— start —
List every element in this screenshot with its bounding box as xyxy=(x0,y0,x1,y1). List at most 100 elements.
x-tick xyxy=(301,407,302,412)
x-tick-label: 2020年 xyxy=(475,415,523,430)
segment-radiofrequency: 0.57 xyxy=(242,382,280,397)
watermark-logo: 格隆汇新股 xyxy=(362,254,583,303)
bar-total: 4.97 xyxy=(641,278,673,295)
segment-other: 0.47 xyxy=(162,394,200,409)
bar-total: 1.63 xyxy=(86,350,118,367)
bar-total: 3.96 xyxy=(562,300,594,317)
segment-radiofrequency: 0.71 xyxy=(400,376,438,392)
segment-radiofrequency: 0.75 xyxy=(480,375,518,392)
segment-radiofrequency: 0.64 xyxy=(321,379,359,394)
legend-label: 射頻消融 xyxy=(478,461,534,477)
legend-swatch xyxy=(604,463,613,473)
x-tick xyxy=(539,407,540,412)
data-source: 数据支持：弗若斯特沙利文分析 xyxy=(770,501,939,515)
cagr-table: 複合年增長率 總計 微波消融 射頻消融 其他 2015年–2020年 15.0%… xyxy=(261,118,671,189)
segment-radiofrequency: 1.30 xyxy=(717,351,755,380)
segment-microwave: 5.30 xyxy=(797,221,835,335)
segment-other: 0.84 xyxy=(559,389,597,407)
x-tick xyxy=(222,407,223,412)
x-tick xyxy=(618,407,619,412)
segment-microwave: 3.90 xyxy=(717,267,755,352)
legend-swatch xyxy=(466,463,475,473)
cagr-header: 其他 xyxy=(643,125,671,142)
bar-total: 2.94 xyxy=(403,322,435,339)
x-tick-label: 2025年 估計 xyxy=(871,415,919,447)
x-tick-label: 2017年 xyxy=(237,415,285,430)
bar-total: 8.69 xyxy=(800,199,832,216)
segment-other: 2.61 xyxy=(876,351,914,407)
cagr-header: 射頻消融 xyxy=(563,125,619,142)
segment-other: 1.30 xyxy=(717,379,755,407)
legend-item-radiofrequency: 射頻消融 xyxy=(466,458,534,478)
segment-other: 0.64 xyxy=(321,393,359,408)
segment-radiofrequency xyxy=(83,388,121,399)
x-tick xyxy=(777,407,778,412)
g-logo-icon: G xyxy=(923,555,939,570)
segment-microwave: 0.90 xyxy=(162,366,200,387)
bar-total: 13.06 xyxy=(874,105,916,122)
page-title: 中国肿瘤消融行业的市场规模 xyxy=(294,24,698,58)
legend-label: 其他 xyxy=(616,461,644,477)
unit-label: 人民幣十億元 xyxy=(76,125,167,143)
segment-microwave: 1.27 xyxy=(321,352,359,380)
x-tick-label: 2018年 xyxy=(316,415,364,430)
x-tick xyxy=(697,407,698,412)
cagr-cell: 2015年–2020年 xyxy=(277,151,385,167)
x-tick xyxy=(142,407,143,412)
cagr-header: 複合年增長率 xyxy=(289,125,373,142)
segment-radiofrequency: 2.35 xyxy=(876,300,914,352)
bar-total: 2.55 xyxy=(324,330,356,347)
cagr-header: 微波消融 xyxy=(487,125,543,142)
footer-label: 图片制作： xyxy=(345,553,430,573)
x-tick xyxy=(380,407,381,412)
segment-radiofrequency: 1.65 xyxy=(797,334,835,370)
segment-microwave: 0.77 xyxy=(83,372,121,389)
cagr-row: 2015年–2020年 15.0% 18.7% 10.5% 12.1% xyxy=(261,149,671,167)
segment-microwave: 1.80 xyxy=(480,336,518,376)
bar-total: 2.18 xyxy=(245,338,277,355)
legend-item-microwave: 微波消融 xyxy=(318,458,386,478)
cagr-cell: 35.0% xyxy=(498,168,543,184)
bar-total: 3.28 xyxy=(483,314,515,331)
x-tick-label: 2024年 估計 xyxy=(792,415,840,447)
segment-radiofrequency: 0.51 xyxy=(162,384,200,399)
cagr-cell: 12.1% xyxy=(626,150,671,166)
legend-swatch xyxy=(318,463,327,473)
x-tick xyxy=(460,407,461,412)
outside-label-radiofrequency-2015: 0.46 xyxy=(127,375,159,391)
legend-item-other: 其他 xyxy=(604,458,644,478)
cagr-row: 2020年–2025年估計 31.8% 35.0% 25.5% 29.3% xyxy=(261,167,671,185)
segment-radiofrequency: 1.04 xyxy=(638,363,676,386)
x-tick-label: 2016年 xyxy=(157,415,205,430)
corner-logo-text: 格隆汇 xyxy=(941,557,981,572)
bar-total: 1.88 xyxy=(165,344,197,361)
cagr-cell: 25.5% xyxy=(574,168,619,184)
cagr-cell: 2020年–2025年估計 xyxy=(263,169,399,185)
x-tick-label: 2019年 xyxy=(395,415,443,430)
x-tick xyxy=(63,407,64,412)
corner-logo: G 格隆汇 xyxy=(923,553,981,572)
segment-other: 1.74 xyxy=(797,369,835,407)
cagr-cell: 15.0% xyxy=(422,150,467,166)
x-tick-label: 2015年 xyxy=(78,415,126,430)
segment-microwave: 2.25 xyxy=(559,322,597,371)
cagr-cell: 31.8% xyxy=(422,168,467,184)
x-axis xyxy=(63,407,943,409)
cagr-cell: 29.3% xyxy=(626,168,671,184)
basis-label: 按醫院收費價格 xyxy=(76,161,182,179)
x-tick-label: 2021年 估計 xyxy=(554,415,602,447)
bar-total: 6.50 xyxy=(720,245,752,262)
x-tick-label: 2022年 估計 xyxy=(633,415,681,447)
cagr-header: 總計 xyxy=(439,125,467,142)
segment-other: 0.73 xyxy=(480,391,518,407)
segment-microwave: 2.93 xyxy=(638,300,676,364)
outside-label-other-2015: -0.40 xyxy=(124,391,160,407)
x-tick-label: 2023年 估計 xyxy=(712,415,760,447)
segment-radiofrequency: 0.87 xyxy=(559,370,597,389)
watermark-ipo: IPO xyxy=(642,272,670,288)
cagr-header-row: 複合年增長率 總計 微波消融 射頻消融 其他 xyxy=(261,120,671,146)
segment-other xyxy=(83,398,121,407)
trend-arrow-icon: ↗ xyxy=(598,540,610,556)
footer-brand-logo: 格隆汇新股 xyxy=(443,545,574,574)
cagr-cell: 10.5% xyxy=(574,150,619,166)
— end —
AIM OF THE EXERCISE »
Tally the lines in the items above that contain the string "射頻消融", and reply with that number alone.

RESULT OF THE TASK »
5